**AIM**:
Reproduce the records below exactly as given.

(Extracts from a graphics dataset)
****************

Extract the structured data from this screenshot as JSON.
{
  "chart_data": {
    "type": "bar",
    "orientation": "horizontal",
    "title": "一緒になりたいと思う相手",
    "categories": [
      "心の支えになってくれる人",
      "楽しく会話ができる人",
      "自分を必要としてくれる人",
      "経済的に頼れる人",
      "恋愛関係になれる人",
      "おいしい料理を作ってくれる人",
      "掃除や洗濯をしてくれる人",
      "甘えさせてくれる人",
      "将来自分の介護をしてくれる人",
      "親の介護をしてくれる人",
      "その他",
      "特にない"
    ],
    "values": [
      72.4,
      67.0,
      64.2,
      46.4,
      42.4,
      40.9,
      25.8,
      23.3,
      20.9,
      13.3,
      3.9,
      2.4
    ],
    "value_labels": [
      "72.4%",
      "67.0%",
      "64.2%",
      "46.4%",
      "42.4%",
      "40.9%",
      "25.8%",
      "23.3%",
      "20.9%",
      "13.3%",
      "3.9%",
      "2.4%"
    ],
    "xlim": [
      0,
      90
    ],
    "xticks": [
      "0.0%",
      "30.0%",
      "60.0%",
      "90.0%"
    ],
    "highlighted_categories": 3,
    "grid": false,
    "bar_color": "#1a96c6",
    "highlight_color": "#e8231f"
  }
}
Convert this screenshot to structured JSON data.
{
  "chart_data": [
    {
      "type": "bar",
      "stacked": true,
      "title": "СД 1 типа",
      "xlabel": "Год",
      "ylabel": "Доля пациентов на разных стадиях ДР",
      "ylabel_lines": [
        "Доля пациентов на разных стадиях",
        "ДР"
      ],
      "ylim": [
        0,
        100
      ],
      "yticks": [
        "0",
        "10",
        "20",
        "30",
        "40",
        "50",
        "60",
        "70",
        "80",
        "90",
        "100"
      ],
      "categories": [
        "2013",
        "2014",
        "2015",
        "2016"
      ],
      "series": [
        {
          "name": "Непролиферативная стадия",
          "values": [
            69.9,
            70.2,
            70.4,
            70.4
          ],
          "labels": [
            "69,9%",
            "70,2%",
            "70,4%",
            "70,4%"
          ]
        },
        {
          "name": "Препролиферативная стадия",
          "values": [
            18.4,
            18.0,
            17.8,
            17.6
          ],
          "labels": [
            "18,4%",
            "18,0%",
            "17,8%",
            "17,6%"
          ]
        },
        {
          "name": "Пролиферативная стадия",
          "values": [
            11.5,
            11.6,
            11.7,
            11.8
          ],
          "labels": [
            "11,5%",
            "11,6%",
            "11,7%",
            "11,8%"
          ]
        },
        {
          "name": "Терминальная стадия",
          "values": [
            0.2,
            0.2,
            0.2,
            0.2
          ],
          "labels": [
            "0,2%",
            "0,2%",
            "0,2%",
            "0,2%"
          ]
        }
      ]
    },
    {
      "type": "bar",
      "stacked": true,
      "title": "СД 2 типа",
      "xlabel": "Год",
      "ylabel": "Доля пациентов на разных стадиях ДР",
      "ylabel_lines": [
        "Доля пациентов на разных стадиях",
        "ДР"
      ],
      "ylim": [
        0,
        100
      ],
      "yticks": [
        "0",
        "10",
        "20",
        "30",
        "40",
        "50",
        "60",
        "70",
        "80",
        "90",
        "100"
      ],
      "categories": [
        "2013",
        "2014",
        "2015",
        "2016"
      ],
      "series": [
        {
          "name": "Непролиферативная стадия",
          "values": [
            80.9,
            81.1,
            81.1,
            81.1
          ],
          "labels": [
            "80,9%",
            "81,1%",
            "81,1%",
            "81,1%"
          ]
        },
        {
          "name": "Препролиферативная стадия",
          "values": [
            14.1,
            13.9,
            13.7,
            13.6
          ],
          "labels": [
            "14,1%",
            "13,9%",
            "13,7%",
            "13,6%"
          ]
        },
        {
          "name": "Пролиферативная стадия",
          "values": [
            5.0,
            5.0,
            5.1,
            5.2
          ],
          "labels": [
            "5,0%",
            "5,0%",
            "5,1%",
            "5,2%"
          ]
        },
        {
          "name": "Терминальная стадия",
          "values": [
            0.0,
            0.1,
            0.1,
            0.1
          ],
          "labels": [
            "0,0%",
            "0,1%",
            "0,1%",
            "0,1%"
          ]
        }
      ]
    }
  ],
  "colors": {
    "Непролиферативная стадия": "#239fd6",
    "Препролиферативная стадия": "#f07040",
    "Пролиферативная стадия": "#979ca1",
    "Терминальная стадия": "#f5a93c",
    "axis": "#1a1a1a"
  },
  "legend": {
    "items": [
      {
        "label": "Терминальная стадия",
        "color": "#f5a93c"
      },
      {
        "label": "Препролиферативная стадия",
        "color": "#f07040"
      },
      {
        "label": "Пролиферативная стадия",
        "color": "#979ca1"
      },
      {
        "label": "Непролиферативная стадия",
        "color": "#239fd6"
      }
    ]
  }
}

****************

**WRITTEN RESPONSE**:
Extract the structured data from this screenshot as JSON.
{
  "chart_data": {
    "type": "bar",
    "orientation": "horizontal",
    "title": "一緒になりたいと思う相手",
    "categories": [
      "心の支えになってくれる人",
      "楽しく会話ができる人",
      "自分を必要としてくれる人",
      "経済的に頼れる人",
      "恋愛関係になれる人",
      "おいしい料理を作ってくれる人",
      "掃除や洗濯をしてくれる人",
      "甘えさせてくれる人",
      "将来自分の介護をしてくれる人",
      "親の介護をしてくれる人",
      "その他",
      "特にない"
    ],
    "values": [
      72.4,
      67.0,
      64.2,
      46.4,
      42.4,
      40.9,
      25.8,
      23.3,
      20.9,
      13.3,
      3.9,
      2.4
    ],
    "value_labels": [
      "72.4%",
      "67.0%",
      "64.2%",
      "46.4%",
      "42.4%",
      "40.9%",
      "25.8%",
      "23.3%",
      "20.9%",
      "13.3%",
      "3.9%",
      "2.4%"
    ],
    "xlim": [
      0,
      90
    ],
    "xticks": [
      "0.0%",
      "30.0%",
      "60.0%",
      "90.0%"
    ],
    "highlighted_categories": 3,
    "grid": false,
    "bar_color": "#1a96c6",
    "highlight_color": "#e8231f"
  }
}
Convert this screenshot to structured JSON data.
{
  "chart_data": [
    {
      "type": "bar",
      "stacked": true,
      "title": "СД 1 типа",
      "xlabel": "Год",
      "ylabel": "Доля пациентов на разных стадиях ДР",
      "ylabel_lines": [
        "Доля пациентов на разных стадиях",
        "ДР"
      ],
      "ylim": [
        0,
        100
      ],
      "yticks": [
        "0",
        "10",
        "20",
        "30",
        "40",
        "50",
        "60",
        "70",
        "80",
        "90",
        "100"
      ],
      "categories": [
        "2013",
        "2014",
        "2015",
        "2016"
      ],
      "series": [
        {
          "name": "Непролиферативная стадия",
          "values": [
            69.9,
            70.2,
            70.4,
            70.4
          ],
          "labels": [
            "69,9%",
            "70,2%",
            "70,4%",
            "70,4%"
          ]
        },
        {
          "name": "Препролиферативная стадия",
          "values": [
            18.4,
            18.0,
            17.8,
            17.6
          ],
          "labels": [
            "18,4%",
            "18,0%",
            "17,8%",
            "17,6%"
          ]
        },
        {
          "name": "Пролиферативная стадия",
          "values": [
            11.5,
            11.6,
            11.7,
            11.8
          ],
          "labels": [
            "11,5%",
            "11,6%",
            "11,7%",
            "11,8%"
          ]
        },
        {
          "name": "Терминальная стадия",
          "values": [
            0.2,
            0.2,
            0.2,
            0.2
          ],
          "labels": [
            "0,2%",
            "0,2%",
            "0,2%",
            "0,2%"
          ]
        }
      ]
    },
    {
      "type": "bar",
      "stacked": true,
      "title": "СД 2 типа",
      "xlabel": "Год",
      "ylabel": "Доля пациентов на разных стадиях ДР",
      "ylabel_lines": [
        "Доля пациентов на разных стадиях",
        "ДР"
      ],
      "ylim": [
        0,
        100
      ],
      "yticks": [
        "0",
        "10",
        "20",
        "30",
        "40",
        "50",
        "60",
        "70",
        "80",
        "90",
        "100"
      ],
      "categories": [
        "2013",
        "2014",
        "2015",
        "2016"
      ],
      "series": [
        {
          "name": "Непролиферативная стадия",
          "values": [
            80.9,
            81.1,
            81.1,
            81.1
          ],
          "labels": [
            "80,9%",
            "81,1%",
            "81,1%",
            "81,1%"
          ]
        },
        {
          "name": "Препролиферативная стадия",
          "values": [
            14.1,
            13.9,
            13.7,
            13.6
          ],
          "labels": [
            "14,1%",
            "13,9%",
            "13,7%",
            "13,6%"
          ]
        },
        {
          "name": "Пролиферативная стадия",
          "values": [
            5.0,
            5.0,
            5.1,
            5.2
          ],
          "labels": [
            "5,0%",
            "5,0%",
            "5,1%",
            "5,2%"
          ]
        },
        {
          "name": "Терминальная стадия",
          "values": [
            0.0,
            0.1,
            0.1,
            0.1
          ],
          "labels": [
            "0,0%",
            "0,1%",
            "0,1%",
            "0,1%"
          ]
        }
      ]
    }
  ],
  "colors": {
    "Непролиферативная стадия": "#239fd6",
    "Препролиферативная стадия": "#f07040",
    "Пролиферативная стадия": "#979ca1",
    "Терминальная стадия": "#f5a93c",
    "axis": "#1a1a1a"
  },
  "legend": {
    "items": [
      {
        "label": "Терминальная стадия",
        "color": "#f5a93c"
      },
      {
        "label": "Препролиферативная стадия",
        "color": "#f07040"
      },
      {
        "label": "Пролиферативная стадия",
        "color": "#979ca1"
      },
      {
        "label": "Непролиферативная стадия",
        "color": "#239fd6"
      }
    ]
  }
}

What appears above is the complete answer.